**Provided data:**
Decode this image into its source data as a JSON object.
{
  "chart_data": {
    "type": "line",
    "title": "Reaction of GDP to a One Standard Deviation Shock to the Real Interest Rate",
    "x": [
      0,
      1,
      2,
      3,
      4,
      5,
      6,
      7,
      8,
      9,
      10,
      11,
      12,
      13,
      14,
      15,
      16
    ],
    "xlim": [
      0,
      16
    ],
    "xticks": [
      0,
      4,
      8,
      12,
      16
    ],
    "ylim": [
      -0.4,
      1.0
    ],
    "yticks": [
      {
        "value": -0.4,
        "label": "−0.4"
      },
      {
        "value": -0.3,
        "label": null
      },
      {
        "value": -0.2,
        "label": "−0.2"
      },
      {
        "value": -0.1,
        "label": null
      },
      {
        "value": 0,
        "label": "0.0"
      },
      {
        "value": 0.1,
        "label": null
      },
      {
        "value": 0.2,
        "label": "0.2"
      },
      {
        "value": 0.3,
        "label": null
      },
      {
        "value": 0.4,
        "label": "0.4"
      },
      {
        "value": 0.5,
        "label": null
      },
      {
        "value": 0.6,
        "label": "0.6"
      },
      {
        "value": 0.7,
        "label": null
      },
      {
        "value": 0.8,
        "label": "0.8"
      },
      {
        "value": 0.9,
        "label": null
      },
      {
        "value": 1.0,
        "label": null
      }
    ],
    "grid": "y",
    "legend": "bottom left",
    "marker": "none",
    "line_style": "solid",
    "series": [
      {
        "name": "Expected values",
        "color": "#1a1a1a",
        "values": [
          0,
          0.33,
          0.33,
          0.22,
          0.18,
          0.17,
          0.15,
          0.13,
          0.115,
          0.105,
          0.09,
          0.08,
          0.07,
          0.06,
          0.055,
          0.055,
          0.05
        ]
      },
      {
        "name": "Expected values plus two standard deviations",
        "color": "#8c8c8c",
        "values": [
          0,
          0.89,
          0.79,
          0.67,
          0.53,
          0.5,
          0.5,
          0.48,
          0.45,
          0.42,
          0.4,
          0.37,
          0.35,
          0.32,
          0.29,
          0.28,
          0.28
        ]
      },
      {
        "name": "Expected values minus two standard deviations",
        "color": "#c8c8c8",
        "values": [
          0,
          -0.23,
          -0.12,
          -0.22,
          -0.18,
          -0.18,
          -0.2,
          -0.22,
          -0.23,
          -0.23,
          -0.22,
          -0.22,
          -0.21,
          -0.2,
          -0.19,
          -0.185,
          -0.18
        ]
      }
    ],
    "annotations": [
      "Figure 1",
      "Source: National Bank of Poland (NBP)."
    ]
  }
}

**Given request:**
Print the records above exactly as they appear.

**Expected output:**
Decode this image into its source data as a JSON object.
{
  "chart_data": {
    "type": "line",
    "title": "Reaction of GDP to a One Standard Deviation Shock to the Real Interest Rate",
    "x": [
      0,
      1,
      2,
      3,
      4,
      5,
      6,
      7,
      8,
      9,
      10,
      11,
      12,
      13,
      14,
      15,
      16
    ],
    "xlim": [
      0,
      16
    ],
    "xticks": [
      0,
      4,
      8,
      12,
      16
    ],
    "ylim": [
      -0.4,
      1.0
    ],
    "yticks": [
      {
        "value": -0.4,
        "label": "−0.4"
      },
      {
        "value": -0.3,
        "label": null
      },
      {
        "value": -0.2,
        "label": "−0.2"
      },
      {
        "value": -0.1,
        "label": null
      },
      {
        "value": 0,
        "label": "0.0"
      },
      {
        "value": 0.1,
        "label": null
      },
      {
        "value": 0.2,
        "label": "0.2"
      },
      {
        "value": 0.3,
        "label": null
      },
      {
        "value": 0.4,
        "label": "0.4"
      },
      {
        "value": 0.5,
        "label": null
      },
      {
        "value": 0.6,
        "label": "0.6"
      },
      {
        "value": 0.7,
        "label": null
      },
      {
        "value": 0.8,
        "label": "0.8"
      },
      {
        "value": 0.9,
        "label": null
      },
      {
        "value": 1.0,
        "label": null
      }
    ],
    "grid": "y",
    "legend": "bottom left",
    "marker": "none",
    "line_style": "solid",
    "series": [
      {
        "name": "Expected values",
        "color": "#1a1a1a",
        "values": [
          0,
          0.33,
          0.33,
          0.22,
          0.18,
          0.17,
          0.15,
          0.13,
          0.115,
          0.105,
          0.09,
          0.08,
          0.07,
          0.06,
          0.055,
          0.055,
          0.05
        ]
      },
      {
        "name": "Expected values plus two standard deviations",
        "color": "#8c8c8c",
        "values": [
          0,
          0.89,
          0.79,
          0.67,
          0.53,
          0.5,
          0.5,
          0.48,
          0.45,
          0.42,
          0.4,
          0.37,
          0.35,
          0.32,
          0.29,
          0.28,
          0.28
        ]
      },
      {
        "name": "Expected values minus two standard deviations",
        "color": "#c8c8c8",
        "values": [
          0,
          -0.23,
          -0.12,
          -0.22,
          -0.18,
          -0.18,
          -0.2,
          -0.22,
          -0.23,
          -0.23,
          -0.22,
          -0.22,
          -0.21,
          -0.2,
          -0.19,
          -0.185,
          -0.18
        ]
      }
    ],
    "annotations": [
      "Figure 1",
      "Source: National Bank of Poland (NBP)."
    ]
  }
}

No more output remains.